* _Data listing_:

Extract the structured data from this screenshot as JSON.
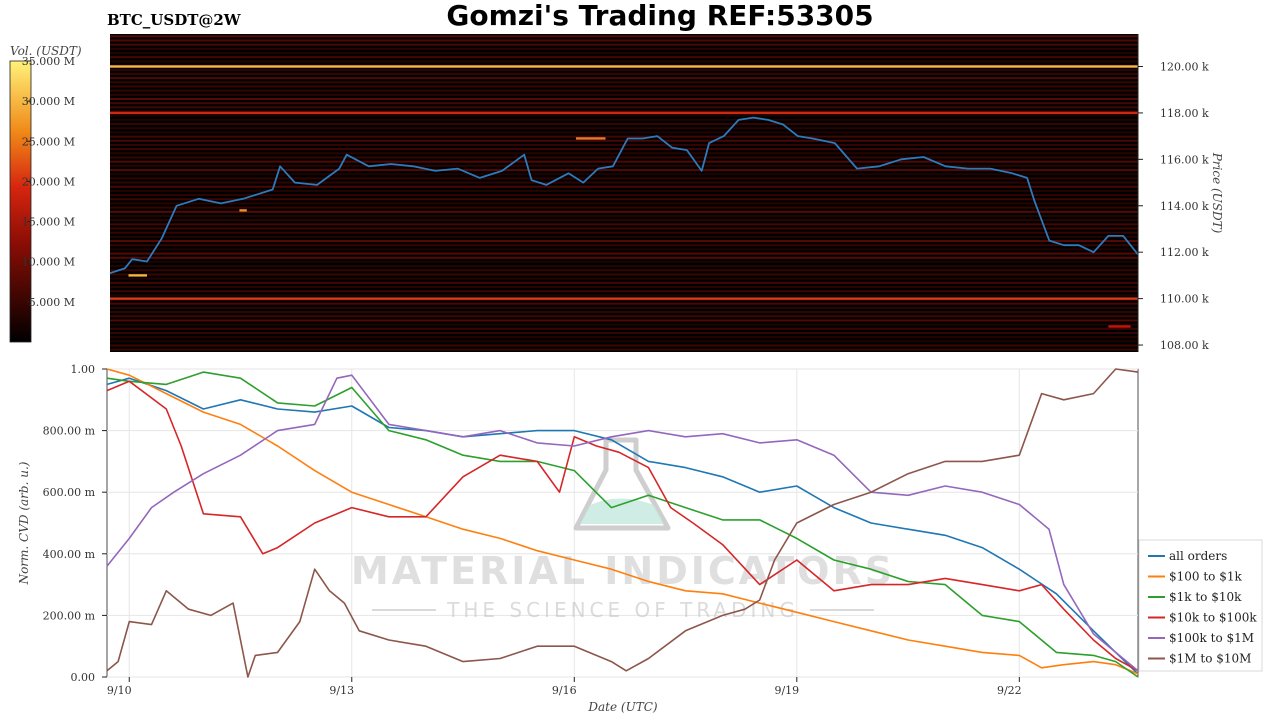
{
  "title": "Gomzi's Trading REF:53305",
  "symbol": "BTC_USDT@2W",
  "watermark": {
    "main": "MATERIAL INDICATORS",
    "sub": "THE SCIENCE OF TRADING"
  },
  "colors": {
    "price_line": "#2b7bbd",
    "heat_low": "#000000",
    "heat_mid": "#c41e0c",
    "heat_high": "#ffe64d",
    "all_orders": "#1f77b4",
    "r100_1k": "#ff7f0e",
    "r1k_10k": "#2ca02c",
    "r10k_100k": "#d62728",
    "r100k_1m": "#9467bd",
    "r1m_10m": "#8c564b"
  },
  "chart_data": [
    {
      "type": "heatmap",
      "title": "Gomzi's Trading REF:53305",
      "ylabel": "Price (USDT)",
      "ylim": [
        107700,
        121400
      ],
      "yticks": [
        "108.00 k",
        "110.00 k",
        "112.00 k",
        "114.00 k",
        "116.00 k",
        "118.00 k",
        "120.00 k"
      ],
      "ytick_values": [
        108000,
        110000,
        112000,
        114000,
        116000,
        118000,
        120000
      ],
      "colorbar": {
        "label": "Vol. (USDT)",
        "ticks": [
          "5.000 M",
          "10.000 M",
          "15.000 M",
          "20.000 M",
          "25.000 M",
          "30.000 M",
          "35.000 M"
        ],
        "tick_values": [
          5,
          10,
          15,
          20,
          25,
          30,
          35
        ],
        "range": [
          0,
          35
        ]
      },
      "xlim": [
        9.7,
        23.6
      ],
      "price_series": {
        "x": [
          9.7,
          9.9,
          10.0,
          10.2,
          10.4,
          10.6,
          10.9,
          11.2,
          11.5,
          11.7,
          11.9,
          12.0,
          12.2,
          12.5,
          12.8,
          12.9,
          13.2,
          13.5,
          13.8,
          14.1,
          14.4,
          14.7,
          15.0,
          15.3,
          15.4,
          15.6,
          15.9,
          16.1,
          16.3,
          16.5,
          16.7,
          16.9,
          17.1,
          17.3,
          17.5,
          17.7,
          17.8,
          18.0,
          18.2,
          18.4,
          18.6,
          18.8,
          19.0,
          19.2,
          19.5,
          19.8,
          20.1,
          20.4,
          20.7,
          21.0,
          21.3,
          21.6,
          21.9,
          22.1,
          22.2,
          22.4,
          22.6,
          22.8,
          23.0,
          23.2,
          23.4,
          23.6
        ],
        "y": [
          111100,
          111300,
          111700,
          111600,
          112600,
          114000,
          114300,
          114100,
          114300,
          114500,
          114700,
          115700,
          115000,
          114900,
          115600,
          116200,
          115700,
          115800,
          115700,
          115500,
          115600,
          115200,
          115500,
          116200,
          115100,
          114900,
          115400,
          115000,
          115600,
          115700,
          116900,
          116900,
          117000,
          116500,
          116400,
          115500,
          116700,
          117000,
          117700,
          117800,
          117700,
          117500,
          117000,
          116900,
          116700,
          115600,
          115700,
          116000,
          116100,
          115700,
          115600,
          115600,
          115400,
          115200,
          114200,
          112500,
          112300,
          112300,
          112000,
          112700,
          112700,
          111900
        ]
      },
      "bright_levels": [
        {
          "price": 120000,
          "intensity": 0.92
        },
        {
          "price": 118000,
          "intensity": 0.55
        },
        {
          "price": 110000,
          "intensity": 0.6
        },
        {
          "price": 116900,
          "intensity": 0.75,
          "x_start": 16.0,
          "x_end": 16.4
        },
        {
          "price": 111000,
          "intensity": 0.9,
          "x_start": 9.95,
          "x_end": 10.2
        },
        {
          "price": 113800,
          "intensity": 0.8,
          "x_start": 11.45,
          "x_end": 11.55
        },
        {
          "price": 108800,
          "intensity": 0.5,
          "x_start": 23.2,
          "x_end": 23.5
        }
      ]
    },
    {
      "type": "line",
      "xlabel": "Date (UTC)",
      "ylabel": "Norm. CVD (arb. u.)",
      "ylim": [
        0,
        1
      ],
      "xlim": [
        9.7,
        23.6
      ],
      "yticks": [
        "0.00",
        "200.00 m",
        "400.00 m",
        "600.00 m",
        "800.00 m",
        "1.00"
      ],
      "ytick_values": [
        0,
        0.2,
        0.4,
        0.6,
        0.8,
        1.0
      ],
      "xticks": [
        "9/10",
        "9/13",
        "9/16",
        "9/19",
        "9/22"
      ],
      "xtick_values": [
        10,
        13,
        16,
        19,
        22
      ],
      "legend_position": "lower-right",
      "series": [
        {
          "name": "all orders",
          "x": [
            9.7,
            10.0,
            10.5,
            11.0,
            11.5,
            12.0,
            12.5,
            13.0,
            13.5,
            14.0,
            14.5,
            15.0,
            15.5,
            16.0,
            16.5,
            17.0,
            17.5,
            18.0,
            18.5,
            19.0,
            19.5,
            20.0,
            20.5,
            21.0,
            21.5,
            22.0,
            22.5,
            23.0,
            23.3,
            23.6
          ],
          "y": [
            0.95,
            0.97,
            0.93,
            0.87,
            0.9,
            0.87,
            0.86,
            0.88,
            0.81,
            0.8,
            0.78,
            0.79,
            0.8,
            0.8,
            0.77,
            0.7,
            0.68,
            0.65,
            0.6,
            0.62,
            0.55,
            0.5,
            0.48,
            0.46,
            0.42,
            0.35,
            0.27,
            0.15,
            0.08,
            0.01
          ]
        },
        {
          "name": "$100 to $1k",
          "x": [
            9.7,
            10.0,
            10.5,
            11.0,
            11.5,
            12.0,
            12.5,
            13.0,
            13.5,
            14.0,
            14.5,
            15.0,
            15.5,
            16.0,
            16.5,
            17.0,
            17.5,
            18.0,
            18.5,
            19.0,
            19.5,
            20.0,
            20.5,
            21.0,
            21.5,
            22.0,
            22.3,
            22.6,
            23.0,
            23.3,
            23.6
          ],
          "y": [
            1.0,
            0.98,
            0.92,
            0.86,
            0.82,
            0.75,
            0.67,
            0.6,
            0.56,
            0.52,
            0.48,
            0.45,
            0.41,
            0.38,
            0.35,
            0.31,
            0.28,
            0.27,
            0.24,
            0.21,
            0.18,
            0.15,
            0.12,
            0.1,
            0.08,
            0.07,
            0.03,
            0.04,
            0.05,
            0.04,
            0.01
          ]
        },
        {
          "name": "$1k to $10k",
          "x": [
            9.7,
            10.0,
            10.5,
            11.0,
            11.5,
            12.0,
            12.5,
            13.0,
            13.5,
            14.0,
            14.5,
            15.0,
            15.5,
            16.0,
            16.5,
            17.0,
            17.5,
            18.0,
            18.5,
            19.0,
            19.5,
            20.0,
            20.5,
            21.0,
            21.5,
            22.0,
            22.5,
            23.0,
            23.3,
            23.6
          ],
          "y": [
            0.97,
            0.96,
            0.95,
            0.99,
            0.97,
            0.89,
            0.88,
            0.94,
            0.8,
            0.77,
            0.72,
            0.7,
            0.7,
            0.67,
            0.55,
            0.59,
            0.55,
            0.51,
            0.51,
            0.45,
            0.38,
            0.35,
            0.31,
            0.3,
            0.2,
            0.18,
            0.08,
            0.07,
            0.05,
            0.0
          ]
        },
        {
          "name": "$10k to $100k",
          "x": [
            9.7,
            10.0,
            10.5,
            10.7,
            11.0,
            11.5,
            11.8,
            12.0,
            12.5,
            13.0,
            13.5,
            14.0,
            14.5,
            15.0,
            15.5,
            15.8,
            16.0,
            16.3,
            16.6,
            17.0,
            17.3,
            17.6,
            18.0,
            18.5,
            19.0,
            19.5,
            20.0,
            20.5,
            21.0,
            21.5,
            22.0,
            22.3,
            22.6,
            23.0,
            23.3,
            23.6
          ],
          "y": [
            0.93,
            0.96,
            0.87,
            0.75,
            0.53,
            0.52,
            0.4,
            0.42,
            0.5,
            0.55,
            0.52,
            0.52,
            0.65,
            0.72,
            0.7,
            0.6,
            0.78,
            0.75,
            0.73,
            0.68,
            0.55,
            0.5,
            0.43,
            0.3,
            0.38,
            0.28,
            0.3,
            0.3,
            0.32,
            0.3,
            0.28,
            0.3,
            0.22,
            0.12,
            0.06,
            0.02
          ]
        },
        {
          "name": "$100k to $1M",
          "x": [
            9.7,
            10.0,
            10.3,
            10.6,
            11.0,
            11.5,
            12.0,
            12.5,
            12.8,
            13.0,
            13.5,
            14.0,
            14.5,
            15.0,
            15.5,
            16.0,
            16.5,
            17.0,
            17.5,
            18.0,
            18.5,
            19.0,
            19.5,
            20.0,
            20.5,
            21.0,
            21.5,
            22.0,
            22.4,
            22.6,
            23.0,
            23.3,
            23.6
          ],
          "y": [
            0.36,
            0.45,
            0.55,
            0.6,
            0.66,
            0.72,
            0.8,
            0.82,
            0.97,
            0.98,
            0.82,
            0.8,
            0.78,
            0.8,
            0.76,
            0.75,
            0.78,
            0.8,
            0.78,
            0.79,
            0.76,
            0.77,
            0.72,
            0.6,
            0.59,
            0.62,
            0.6,
            0.56,
            0.48,
            0.3,
            0.14,
            0.08,
            0.02
          ]
        },
        {
          "name": "$1M to $10M",
          "x": [
            9.7,
            9.85,
            10.0,
            10.3,
            10.5,
            10.8,
            11.1,
            11.4,
            11.6,
            11.7,
            12.0,
            12.3,
            12.5,
            12.7,
            12.9,
            13.1,
            13.5,
            14.0,
            14.5,
            15.0,
            15.5,
            16.0,
            16.5,
            16.7,
            17.0,
            17.5,
            18.0,
            18.3,
            18.5,
            18.7,
            19.0,
            19.5,
            20.0,
            20.5,
            21.0,
            21.5,
            22.0,
            22.3,
            22.6,
            23.0,
            23.3,
            23.6
          ],
          "y": [
            0.02,
            0.05,
            0.18,
            0.17,
            0.28,
            0.22,
            0.2,
            0.24,
            0.0,
            0.07,
            0.08,
            0.18,
            0.35,
            0.28,
            0.24,
            0.15,
            0.12,
            0.1,
            0.05,
            0.06,
            0.1,
            0.1,
            0.05,
            0.02,
            0.06,
            0.15,
            0.2,
            0.22,
            0.25,
            0.38,
            0.5,
            0.56,
            0.6,
            0.66,
            0.7,
            0.7,
            0.72,
            0.92,
            0.9,
            0.92,
            1.0,
            0.99
          ]
        }
      ]
    }
  ]
}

* _STATED GOAL_: Go through the entries above and pull out each line with "title" in it.

* _SOLUTION_:
  "title": "Gomzi's Trading REF:53305",
      "title": "Gomzi's Trading REF:53305",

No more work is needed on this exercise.